_To be done:_ Lines holding the string "text" are the ones to copy; find them all in the data.

Saved data entries:
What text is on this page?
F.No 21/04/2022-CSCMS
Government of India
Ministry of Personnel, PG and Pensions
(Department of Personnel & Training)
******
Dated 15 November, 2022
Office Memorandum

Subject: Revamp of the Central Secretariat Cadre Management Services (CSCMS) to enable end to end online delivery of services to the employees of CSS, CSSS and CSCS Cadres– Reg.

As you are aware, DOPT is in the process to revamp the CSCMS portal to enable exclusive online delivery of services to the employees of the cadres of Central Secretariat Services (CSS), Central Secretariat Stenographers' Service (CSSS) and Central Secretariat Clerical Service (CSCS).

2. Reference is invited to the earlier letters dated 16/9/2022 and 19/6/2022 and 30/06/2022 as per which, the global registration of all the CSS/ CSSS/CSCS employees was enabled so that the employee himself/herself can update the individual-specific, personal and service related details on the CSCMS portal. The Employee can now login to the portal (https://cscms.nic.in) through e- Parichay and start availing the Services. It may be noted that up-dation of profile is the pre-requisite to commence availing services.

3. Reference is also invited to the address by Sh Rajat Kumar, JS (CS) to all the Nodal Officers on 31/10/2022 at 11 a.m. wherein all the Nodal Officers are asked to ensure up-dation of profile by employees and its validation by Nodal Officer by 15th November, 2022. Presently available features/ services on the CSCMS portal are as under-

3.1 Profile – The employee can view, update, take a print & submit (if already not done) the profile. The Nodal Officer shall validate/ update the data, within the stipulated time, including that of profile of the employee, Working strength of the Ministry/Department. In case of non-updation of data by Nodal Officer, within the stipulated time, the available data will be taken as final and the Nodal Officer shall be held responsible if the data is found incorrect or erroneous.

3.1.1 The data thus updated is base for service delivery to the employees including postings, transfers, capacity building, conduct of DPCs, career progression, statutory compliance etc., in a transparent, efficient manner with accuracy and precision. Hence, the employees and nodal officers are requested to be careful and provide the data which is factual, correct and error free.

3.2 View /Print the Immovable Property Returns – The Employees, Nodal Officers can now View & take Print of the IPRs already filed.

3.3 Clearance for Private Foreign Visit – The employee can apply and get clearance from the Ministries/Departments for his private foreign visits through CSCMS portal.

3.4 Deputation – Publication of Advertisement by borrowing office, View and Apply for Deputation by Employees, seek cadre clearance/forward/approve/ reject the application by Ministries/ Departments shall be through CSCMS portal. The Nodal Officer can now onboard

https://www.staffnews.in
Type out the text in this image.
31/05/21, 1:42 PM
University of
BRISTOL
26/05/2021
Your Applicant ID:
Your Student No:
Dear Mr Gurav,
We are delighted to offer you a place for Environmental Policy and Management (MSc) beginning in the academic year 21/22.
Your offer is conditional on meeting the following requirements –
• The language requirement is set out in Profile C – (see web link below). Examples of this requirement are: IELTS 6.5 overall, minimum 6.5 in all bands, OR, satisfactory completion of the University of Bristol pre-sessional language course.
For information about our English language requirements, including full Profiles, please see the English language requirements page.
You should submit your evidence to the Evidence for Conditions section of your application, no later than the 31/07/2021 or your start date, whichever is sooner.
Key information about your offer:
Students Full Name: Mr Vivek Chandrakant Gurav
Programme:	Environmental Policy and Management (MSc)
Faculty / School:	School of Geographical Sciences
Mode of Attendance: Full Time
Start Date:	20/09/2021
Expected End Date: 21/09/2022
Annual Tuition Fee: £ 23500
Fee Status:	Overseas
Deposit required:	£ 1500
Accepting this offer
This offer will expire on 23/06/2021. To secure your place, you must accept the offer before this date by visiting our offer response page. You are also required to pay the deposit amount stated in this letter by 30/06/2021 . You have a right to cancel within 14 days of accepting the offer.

_Response:_
What text is on this page?
Type out the text in this image.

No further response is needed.